Present every line in which the string "speed" appears.
## Begin
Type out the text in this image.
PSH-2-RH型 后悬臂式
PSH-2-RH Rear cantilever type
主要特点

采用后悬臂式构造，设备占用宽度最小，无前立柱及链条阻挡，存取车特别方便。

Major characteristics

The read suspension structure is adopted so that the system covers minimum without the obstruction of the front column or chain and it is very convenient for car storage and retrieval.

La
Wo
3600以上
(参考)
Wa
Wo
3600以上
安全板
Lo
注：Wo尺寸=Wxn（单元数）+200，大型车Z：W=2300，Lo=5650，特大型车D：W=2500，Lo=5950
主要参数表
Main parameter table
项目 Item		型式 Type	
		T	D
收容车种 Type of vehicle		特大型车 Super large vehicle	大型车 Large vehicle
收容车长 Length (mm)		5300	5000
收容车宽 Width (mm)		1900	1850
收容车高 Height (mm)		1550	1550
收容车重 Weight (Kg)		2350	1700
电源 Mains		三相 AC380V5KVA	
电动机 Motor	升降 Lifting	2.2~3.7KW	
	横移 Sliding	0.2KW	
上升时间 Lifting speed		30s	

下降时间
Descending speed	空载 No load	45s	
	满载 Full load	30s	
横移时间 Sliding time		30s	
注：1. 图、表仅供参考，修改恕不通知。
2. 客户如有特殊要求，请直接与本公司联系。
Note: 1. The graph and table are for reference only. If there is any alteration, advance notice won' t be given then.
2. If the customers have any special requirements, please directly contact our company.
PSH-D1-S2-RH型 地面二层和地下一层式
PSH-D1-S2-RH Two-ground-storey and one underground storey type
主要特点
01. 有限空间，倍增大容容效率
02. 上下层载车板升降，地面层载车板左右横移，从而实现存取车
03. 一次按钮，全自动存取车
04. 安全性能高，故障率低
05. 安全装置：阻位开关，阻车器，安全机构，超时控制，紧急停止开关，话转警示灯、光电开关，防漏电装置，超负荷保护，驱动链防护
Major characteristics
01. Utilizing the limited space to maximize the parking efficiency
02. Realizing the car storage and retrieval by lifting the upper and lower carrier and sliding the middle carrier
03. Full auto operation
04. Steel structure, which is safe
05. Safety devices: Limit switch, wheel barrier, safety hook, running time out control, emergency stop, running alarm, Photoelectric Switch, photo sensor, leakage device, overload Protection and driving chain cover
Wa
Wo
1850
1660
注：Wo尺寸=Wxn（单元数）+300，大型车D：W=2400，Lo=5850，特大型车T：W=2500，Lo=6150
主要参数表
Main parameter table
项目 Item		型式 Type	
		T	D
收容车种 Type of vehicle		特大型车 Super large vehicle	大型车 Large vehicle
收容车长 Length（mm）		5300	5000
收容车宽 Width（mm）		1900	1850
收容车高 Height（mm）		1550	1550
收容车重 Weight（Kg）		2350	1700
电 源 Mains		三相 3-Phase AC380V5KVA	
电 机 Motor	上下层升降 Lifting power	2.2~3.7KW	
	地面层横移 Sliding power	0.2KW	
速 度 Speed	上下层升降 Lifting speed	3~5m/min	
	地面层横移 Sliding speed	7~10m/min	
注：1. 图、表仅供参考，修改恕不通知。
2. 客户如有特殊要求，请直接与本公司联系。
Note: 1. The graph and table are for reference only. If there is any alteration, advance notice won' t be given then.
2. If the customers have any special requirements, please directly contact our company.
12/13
## End
• Exercise solution
上升时间 Lifting speed		30s	
Descending speed	空载 No load	45s	
速 度 Speed	上下层升降 Lifting speed	3~5m/min	
	地面层横移 Sliding speed	7~10m/min	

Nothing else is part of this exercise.